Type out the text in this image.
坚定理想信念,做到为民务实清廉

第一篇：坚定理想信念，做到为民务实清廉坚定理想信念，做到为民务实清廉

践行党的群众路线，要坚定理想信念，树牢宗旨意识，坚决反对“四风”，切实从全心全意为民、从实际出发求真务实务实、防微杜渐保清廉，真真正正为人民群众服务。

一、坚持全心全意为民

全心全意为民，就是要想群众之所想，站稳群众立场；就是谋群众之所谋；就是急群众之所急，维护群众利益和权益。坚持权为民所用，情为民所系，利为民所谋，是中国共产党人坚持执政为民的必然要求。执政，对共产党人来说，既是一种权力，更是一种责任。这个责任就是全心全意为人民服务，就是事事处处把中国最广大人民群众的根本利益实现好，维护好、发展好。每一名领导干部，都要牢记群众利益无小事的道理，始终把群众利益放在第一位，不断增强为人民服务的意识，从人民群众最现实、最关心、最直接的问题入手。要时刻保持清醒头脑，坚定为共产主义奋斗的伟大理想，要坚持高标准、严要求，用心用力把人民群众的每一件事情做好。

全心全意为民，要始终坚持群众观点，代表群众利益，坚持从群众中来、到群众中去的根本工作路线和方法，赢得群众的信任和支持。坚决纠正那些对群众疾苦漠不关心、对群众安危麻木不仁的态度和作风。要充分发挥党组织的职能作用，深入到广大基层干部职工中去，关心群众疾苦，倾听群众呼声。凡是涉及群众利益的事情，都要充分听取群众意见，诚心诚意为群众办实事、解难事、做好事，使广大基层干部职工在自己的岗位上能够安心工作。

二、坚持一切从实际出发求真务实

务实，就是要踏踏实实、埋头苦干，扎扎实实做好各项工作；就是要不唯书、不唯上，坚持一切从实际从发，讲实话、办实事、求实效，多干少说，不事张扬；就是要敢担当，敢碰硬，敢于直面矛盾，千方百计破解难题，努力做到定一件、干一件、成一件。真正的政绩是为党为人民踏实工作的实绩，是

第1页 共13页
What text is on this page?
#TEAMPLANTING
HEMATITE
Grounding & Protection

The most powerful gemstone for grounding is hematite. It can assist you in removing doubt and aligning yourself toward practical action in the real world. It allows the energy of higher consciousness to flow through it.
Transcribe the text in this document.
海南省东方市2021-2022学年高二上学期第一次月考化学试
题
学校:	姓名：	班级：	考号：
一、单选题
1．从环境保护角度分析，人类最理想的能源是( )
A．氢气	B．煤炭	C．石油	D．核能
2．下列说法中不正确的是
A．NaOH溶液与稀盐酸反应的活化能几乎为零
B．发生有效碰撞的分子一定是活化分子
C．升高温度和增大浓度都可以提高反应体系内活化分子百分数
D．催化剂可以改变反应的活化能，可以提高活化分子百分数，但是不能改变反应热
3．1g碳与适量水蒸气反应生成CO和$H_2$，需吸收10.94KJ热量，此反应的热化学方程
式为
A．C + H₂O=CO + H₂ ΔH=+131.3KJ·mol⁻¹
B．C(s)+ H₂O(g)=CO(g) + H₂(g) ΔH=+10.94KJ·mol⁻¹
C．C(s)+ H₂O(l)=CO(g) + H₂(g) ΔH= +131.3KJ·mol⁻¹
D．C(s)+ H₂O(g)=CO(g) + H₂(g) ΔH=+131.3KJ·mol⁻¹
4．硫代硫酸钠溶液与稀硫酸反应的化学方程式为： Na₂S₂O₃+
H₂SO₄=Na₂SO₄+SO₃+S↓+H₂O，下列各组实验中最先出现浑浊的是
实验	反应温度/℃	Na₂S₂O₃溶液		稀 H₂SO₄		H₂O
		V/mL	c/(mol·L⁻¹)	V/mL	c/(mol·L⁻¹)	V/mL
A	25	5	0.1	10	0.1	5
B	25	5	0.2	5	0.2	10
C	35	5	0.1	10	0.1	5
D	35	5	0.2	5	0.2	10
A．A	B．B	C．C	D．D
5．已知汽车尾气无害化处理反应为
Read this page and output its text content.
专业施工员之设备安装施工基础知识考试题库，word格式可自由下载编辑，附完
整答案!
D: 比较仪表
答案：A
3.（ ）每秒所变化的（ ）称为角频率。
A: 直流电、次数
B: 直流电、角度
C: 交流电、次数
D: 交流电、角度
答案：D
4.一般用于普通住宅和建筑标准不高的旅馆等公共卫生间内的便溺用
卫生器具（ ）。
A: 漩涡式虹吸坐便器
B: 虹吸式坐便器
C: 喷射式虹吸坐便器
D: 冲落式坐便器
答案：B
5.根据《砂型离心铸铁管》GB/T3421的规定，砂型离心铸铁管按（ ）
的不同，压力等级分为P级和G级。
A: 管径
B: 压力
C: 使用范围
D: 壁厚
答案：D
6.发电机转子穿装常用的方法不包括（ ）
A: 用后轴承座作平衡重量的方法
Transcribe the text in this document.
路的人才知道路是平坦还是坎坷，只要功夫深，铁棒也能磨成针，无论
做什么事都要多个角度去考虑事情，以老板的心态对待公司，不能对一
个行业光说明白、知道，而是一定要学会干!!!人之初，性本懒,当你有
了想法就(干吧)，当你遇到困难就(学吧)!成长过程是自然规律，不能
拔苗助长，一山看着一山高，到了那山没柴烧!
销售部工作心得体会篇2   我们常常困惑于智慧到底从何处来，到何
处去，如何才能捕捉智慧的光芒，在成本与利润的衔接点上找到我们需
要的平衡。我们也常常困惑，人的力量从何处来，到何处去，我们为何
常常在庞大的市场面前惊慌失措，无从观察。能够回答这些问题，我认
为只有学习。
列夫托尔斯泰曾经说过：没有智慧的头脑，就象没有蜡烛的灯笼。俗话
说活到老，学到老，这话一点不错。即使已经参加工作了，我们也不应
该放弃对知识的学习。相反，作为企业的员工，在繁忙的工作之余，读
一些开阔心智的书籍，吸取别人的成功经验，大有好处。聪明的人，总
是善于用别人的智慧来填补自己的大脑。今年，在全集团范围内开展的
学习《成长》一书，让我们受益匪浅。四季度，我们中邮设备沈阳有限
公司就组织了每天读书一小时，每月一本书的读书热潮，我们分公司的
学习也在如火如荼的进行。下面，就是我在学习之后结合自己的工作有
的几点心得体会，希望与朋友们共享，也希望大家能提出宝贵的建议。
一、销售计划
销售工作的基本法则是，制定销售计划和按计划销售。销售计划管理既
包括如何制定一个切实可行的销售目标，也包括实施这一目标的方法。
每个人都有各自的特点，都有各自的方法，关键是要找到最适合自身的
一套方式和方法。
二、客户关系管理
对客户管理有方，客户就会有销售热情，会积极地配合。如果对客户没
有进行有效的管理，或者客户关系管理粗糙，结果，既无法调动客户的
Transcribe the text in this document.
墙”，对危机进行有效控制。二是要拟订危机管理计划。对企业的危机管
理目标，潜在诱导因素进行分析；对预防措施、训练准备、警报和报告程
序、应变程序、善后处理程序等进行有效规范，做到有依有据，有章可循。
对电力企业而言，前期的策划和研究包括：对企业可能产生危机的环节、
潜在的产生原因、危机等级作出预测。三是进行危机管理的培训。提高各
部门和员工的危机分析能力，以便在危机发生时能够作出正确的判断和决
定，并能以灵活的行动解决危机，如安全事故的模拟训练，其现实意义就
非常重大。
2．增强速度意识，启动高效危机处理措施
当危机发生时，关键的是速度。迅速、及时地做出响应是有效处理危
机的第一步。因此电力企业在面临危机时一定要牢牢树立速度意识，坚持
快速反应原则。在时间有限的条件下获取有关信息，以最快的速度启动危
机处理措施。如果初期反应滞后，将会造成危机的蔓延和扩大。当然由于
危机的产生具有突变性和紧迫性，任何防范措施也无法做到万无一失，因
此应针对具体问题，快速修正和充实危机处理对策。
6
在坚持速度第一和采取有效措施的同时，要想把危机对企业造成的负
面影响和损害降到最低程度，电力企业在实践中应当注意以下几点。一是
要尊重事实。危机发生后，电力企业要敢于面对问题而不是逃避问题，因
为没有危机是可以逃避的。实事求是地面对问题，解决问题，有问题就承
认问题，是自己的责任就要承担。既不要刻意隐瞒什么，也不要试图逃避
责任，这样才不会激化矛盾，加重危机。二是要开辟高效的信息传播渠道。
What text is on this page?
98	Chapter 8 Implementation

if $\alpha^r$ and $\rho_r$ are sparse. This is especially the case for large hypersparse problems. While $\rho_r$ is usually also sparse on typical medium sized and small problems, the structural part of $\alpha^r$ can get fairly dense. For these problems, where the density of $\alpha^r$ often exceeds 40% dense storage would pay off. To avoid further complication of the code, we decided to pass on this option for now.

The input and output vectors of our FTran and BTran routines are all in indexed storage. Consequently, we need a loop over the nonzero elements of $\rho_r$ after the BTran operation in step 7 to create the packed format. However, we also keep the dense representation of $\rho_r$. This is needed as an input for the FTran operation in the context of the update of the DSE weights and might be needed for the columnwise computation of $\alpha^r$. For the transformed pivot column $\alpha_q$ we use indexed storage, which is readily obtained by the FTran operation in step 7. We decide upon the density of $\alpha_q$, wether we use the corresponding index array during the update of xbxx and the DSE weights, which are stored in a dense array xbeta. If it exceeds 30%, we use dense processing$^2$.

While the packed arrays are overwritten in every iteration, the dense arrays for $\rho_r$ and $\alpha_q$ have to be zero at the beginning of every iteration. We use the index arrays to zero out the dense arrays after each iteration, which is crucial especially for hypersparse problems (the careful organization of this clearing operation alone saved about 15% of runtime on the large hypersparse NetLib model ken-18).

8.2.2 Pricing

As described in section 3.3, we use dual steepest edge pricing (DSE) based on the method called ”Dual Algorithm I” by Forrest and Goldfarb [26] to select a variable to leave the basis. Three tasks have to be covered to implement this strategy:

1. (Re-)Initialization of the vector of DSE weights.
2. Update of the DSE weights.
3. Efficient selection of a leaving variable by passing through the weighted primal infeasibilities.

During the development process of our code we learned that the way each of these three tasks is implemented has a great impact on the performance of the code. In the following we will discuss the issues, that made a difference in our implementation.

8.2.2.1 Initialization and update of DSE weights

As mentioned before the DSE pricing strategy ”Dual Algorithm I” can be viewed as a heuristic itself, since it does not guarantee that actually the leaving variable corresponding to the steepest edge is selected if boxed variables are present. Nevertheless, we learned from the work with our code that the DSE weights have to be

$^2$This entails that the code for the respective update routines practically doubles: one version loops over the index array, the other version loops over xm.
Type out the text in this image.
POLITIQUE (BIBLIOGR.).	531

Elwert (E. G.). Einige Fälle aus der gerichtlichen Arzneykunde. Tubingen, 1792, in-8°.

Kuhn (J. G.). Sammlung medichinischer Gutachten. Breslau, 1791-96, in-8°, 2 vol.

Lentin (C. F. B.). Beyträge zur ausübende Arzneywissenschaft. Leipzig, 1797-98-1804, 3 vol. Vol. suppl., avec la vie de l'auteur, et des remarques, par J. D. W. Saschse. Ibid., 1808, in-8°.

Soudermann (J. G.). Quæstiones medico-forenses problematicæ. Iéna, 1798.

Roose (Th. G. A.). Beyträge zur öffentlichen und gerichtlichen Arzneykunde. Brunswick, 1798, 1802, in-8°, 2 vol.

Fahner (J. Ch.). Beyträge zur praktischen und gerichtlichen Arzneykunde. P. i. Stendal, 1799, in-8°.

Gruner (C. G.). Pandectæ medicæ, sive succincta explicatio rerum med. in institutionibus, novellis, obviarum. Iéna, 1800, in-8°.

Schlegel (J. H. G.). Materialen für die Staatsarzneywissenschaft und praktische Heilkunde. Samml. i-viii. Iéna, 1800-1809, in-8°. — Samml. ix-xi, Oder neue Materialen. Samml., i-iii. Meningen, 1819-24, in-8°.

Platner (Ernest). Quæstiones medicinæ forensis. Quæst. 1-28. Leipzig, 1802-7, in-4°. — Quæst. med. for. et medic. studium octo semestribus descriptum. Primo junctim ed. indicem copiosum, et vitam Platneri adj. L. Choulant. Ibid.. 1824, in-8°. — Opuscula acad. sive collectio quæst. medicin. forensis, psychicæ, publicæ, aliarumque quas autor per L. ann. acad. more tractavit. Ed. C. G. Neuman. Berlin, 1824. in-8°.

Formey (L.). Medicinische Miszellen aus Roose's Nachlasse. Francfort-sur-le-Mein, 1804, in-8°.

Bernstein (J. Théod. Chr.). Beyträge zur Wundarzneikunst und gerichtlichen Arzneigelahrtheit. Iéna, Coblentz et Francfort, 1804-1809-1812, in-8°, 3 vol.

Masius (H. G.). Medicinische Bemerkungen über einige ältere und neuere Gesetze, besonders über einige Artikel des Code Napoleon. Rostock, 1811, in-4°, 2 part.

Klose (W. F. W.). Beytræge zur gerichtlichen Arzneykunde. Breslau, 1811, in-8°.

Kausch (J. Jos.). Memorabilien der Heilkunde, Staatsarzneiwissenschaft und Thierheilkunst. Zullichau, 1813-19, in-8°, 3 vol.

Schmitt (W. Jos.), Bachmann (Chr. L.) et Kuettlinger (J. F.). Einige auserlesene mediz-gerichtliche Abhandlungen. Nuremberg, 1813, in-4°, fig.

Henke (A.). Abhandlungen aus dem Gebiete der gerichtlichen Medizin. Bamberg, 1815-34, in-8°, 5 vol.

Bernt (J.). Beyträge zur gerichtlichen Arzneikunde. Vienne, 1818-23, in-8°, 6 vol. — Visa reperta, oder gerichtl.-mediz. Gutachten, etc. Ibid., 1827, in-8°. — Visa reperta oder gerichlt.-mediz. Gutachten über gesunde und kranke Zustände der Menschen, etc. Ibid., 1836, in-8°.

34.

───

## Set exercise
Only the number is wanted: how many lines in the data include the string "Breslau"?

## The reply
2